§ **AIM OF THE EXERCISE**: Return each line of the material verbatim.

(Dataset rows about figures)
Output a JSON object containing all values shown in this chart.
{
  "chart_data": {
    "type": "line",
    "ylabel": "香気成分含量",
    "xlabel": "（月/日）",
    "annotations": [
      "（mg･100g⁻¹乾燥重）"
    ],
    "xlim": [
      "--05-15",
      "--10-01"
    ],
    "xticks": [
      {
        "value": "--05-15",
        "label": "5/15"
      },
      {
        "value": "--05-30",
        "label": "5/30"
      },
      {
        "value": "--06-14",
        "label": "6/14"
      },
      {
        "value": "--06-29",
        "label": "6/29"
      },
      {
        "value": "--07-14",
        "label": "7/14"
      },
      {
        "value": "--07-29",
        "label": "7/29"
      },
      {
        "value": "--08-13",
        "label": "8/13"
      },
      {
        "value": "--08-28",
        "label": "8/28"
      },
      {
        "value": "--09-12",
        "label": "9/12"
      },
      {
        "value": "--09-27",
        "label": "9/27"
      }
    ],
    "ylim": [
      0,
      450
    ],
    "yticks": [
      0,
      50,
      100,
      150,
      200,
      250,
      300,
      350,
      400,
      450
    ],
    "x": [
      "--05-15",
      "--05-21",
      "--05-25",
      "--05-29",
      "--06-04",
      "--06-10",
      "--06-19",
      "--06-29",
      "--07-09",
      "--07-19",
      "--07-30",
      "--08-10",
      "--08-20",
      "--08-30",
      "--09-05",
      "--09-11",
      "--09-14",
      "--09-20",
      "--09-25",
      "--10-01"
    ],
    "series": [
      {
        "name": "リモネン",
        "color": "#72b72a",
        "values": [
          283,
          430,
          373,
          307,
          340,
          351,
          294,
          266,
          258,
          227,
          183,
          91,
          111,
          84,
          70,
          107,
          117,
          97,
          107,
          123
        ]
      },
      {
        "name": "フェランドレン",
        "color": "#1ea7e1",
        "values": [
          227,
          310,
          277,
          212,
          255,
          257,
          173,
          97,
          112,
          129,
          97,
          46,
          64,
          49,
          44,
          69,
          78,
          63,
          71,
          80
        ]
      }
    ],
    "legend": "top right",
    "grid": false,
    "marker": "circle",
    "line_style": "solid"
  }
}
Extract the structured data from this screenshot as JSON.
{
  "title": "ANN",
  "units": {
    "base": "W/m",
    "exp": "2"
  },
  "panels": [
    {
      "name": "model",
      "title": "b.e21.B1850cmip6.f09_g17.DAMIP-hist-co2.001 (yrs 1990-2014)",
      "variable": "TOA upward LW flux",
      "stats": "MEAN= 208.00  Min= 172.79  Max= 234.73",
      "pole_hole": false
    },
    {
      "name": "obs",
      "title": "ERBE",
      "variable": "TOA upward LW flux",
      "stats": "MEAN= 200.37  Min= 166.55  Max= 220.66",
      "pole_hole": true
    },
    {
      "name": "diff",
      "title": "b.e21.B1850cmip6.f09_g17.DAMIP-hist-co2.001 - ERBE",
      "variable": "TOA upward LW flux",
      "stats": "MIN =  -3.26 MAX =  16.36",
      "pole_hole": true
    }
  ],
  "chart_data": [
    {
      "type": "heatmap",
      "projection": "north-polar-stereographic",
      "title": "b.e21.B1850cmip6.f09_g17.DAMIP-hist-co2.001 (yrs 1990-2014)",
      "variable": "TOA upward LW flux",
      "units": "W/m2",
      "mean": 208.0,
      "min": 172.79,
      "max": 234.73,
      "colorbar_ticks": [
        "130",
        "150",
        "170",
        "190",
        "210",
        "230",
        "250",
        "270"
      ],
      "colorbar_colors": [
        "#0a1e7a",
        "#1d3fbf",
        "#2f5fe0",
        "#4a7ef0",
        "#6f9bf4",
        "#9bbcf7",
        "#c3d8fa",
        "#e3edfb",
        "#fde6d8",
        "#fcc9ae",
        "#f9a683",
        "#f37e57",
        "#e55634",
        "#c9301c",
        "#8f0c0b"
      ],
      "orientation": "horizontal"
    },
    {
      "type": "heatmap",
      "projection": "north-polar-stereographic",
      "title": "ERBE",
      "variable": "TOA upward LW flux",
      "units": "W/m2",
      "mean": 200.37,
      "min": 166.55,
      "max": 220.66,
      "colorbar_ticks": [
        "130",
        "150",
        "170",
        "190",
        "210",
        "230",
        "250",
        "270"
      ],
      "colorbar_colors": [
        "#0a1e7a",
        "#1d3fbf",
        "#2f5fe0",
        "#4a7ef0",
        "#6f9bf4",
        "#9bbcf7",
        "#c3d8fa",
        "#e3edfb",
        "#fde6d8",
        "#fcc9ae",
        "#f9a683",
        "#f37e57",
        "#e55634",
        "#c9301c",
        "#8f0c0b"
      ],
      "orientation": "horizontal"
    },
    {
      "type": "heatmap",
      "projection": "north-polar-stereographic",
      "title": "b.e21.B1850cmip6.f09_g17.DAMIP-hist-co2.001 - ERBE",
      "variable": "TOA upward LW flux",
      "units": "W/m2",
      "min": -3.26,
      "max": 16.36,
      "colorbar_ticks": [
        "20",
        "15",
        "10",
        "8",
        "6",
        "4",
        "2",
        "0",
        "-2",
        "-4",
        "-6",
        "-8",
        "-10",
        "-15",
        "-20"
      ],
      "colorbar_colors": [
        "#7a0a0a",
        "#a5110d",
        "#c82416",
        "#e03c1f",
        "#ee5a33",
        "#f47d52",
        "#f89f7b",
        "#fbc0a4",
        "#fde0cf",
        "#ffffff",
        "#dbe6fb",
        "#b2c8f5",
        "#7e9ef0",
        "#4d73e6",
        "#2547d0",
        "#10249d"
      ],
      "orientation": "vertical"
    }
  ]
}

§ **REPLY TO THE TASK**:
Output a JSON object containing all values shown in this chart.
{
  "chart_data": {
    "type": "line",
    "ylabel": "香気成分含量",
    "xlabel": "（月/日）",
    "annotations": [
      "（mg･100g⁻¹乾燥重）"
    ],
    "xlim": [
      "--05-15",
      "--10-01"
    ],
    "xticks": [
      {
        "value": "--05-15",
        "label": "5/15"
      },
      {
        "value": "--05-30",
        "label": "5/30"
      },
      {
        "value": "--06-14",
        "label": "6/14"
      },
      {
        "value": "--06-29",
        "label": "6/29"
      },
      {
        "value": "--07-14",
        "label": "7/14"
      },
      {
        "value": "--07-29",
        "label": "7/29"
      },
      {
        "value": "--08-13",
        "label": "8/13"
      },
      {
        "value": "--08-28",
        "label": "8/28"
      },
      {
        "value": "--09-12",
        "label": "9/12"
      },
      {
        "value": "--09-27",
        "label": "9/27"
      }
    ],
    "ylim": [
      0,
      450
    ],
    "yticks": [
      0,
      50,
      100,
      150,
      200,
      250,
      300,
      350,
      400,
      450
    ],
    "x": [
      "--05-15",
      "--05-21",
      "--05-25",
      "--05-29",
      "--06-04",
      "--06-10",
      "--06-19",
      "--06-29",
      "--07-09",
      "--07-19",
      "--07-30",
      "--08-10",
      "--08-20",
      "--08-30",
      "--09-05",
      "--09-11",
      "--09-14",
      "--09-20",
      "--09-25",
      "--10-01"
    ],
    "series": [
      {
        "name": "リモネン",
        "color": "#72b72a",
        "values": [
          283,
          430,
          373,
          307,
          340,
          351,
          294,
          266,
          258,
          227,
          183,
          91,
          111,
          84,
          70,
          107,
          117,
          97,
          107,
          123
        ]
      },
      {
        "name": "フェランドレン",
        "color": "#1ea7e1",
        "values": [
          227,
          310,
          277,
          212,
          255,
          257,
          173,
          97,
          112,
          129,
          97,
          46,
          64,
          49,
          44,
          69,
          78,
          63,
          71,
          80
        ]
      }
    ],
    "legend": "top right",
    "grid": false,
    "marker": "circle",
    "line_style": "solid"
  }
}
Extract the structured data from this screenshot as JSON.
{
  "title": "ANN",
  "units": {
    "base": "W/m",
    "exp": "2"
  },
  "panels": [
    {
      "name": "model",
      "title": "b.e21.B1850cmip6.f09_g17.DAMIP-hist-co2.001 (yrs 1990-2014)",
      "variable": "TOA upward LW flux",
      "stats": "MEAN= 208.00  Min= 172.79  Max= 234.73",
      "pole_hole": false
    },
    {
      "name": "obs",
      "title": "ERBE",
      "variable": "TOA upward LW flux",
      "stats": "MEAN= 200.37  Min= 166.55  Max= 220.66",
      "pole_hole": true
    },
    {
      "name": "diff",
      "title": "b.e21.B1850cmip6.f09_g17.DAMIP-hist-co2.001 - ERBE",
      "variable": "TOA upward LW flux",
      "stats": "MIN =  -3.26 MAX =  16.36",
      "pole_hole": true
    }
  ],
  "chart_data": [
    {
      "type": "heatmap",
      "projection": "north-polar-stereographic",
      "title": "b.e21.B1850cmip6.f09_g17.DAMIP-hist-co2.001 (yrs 1990-2014)",
      "variable": "TOA upward LW flux",
      "units": "W/m2",
      "mean": 208.0,
      "min": 172.79,
      "max": 234.73,
      "colorbar_ticks": [
        "130",
        "150",
        "170",
        "190",
        "210",
        "230",
        "250",
        "270"
      ],
      "colorbar_colors": [
        "#0a1e7a",
        "#1d3fbf",
        "#2f5fe0",
        "#4a7ef0",
        "#6f9bf4",
        "#9bbcf7",
        "#c3d8fa",
        "#e3edfb",
        "#fde6d8",
        "#fcc9ae",
        "#f9a683",
        "#f37e57",
        "#e55634",
        "#c9301c",
        "#8f0c0b"
      ],
      "orientation": "horizontal"
    },
    {
      "type": "heatmap",
      "projection": "north-polar-stereographic",
      "title": "ERBE",
      "variable": "TOA upward LW flux",
      "units": "W/m2",
      "mean": 200.37,
      "min": 166.55,
      "max": 220.66,
      "colorbar_ticks": [
        "130",
        "150",
        "170",
        "190",
        "210",
        "230",
        "250",
        "270"
      ],
      "colorbar_colors": [
        "#0a1e7a",
        "#1d3fbf",
        "#2f5fe0",
        "#4a7ef0",
        "#6f9bf4",
        "#9bbcf7",
        "#c3d8fa",
        "#e3edfb",
        "#fde6d8",
        "#fcc9ae",
        "#f9a683",
        "#f37e57",
        "#e55634",
        "#c9301c",
        "#8f0c0b"
      ],
      "orientation": "horizontal"
    },
    {
      "type": "heatmap",
      "projection": "north-polar-stereographic",
      "title": "b.e21.B1850cmip6.f09_g17.DAMIP-hist-co2.001 - ERBE",
      "variable": "TOA upward LW flux",
      "units": "W/m2",
      "min": -3.26,
      "max": 16.36,
      "colorbar_ticks": [
        "20",
        "15",
        "10",
        "8",
        "6",
        "4",
        "2",
        "0",
        "-2",
        "-4",
        "-6",
        "-8",
        "-10",
        "-15",
        "-20"
      ],
      "colorbar_colors": [
        "#7a0a0a",
        "#a5110d",
        "#c82416",
        "#e03c1f",
        "#ee5a33",
        "#f47d52",
        "#f89f7b",
        "#fbc0a4",
        "#fde0cf",
        "#ffffff",
        "#dbe6fb",
        "#b2c8f5",
        "#7e9ef0",
        "#4d73e6",
        "#2547d0",
        "#10249d"
      ],
      "orientation": "vertical"
    }
  ]
}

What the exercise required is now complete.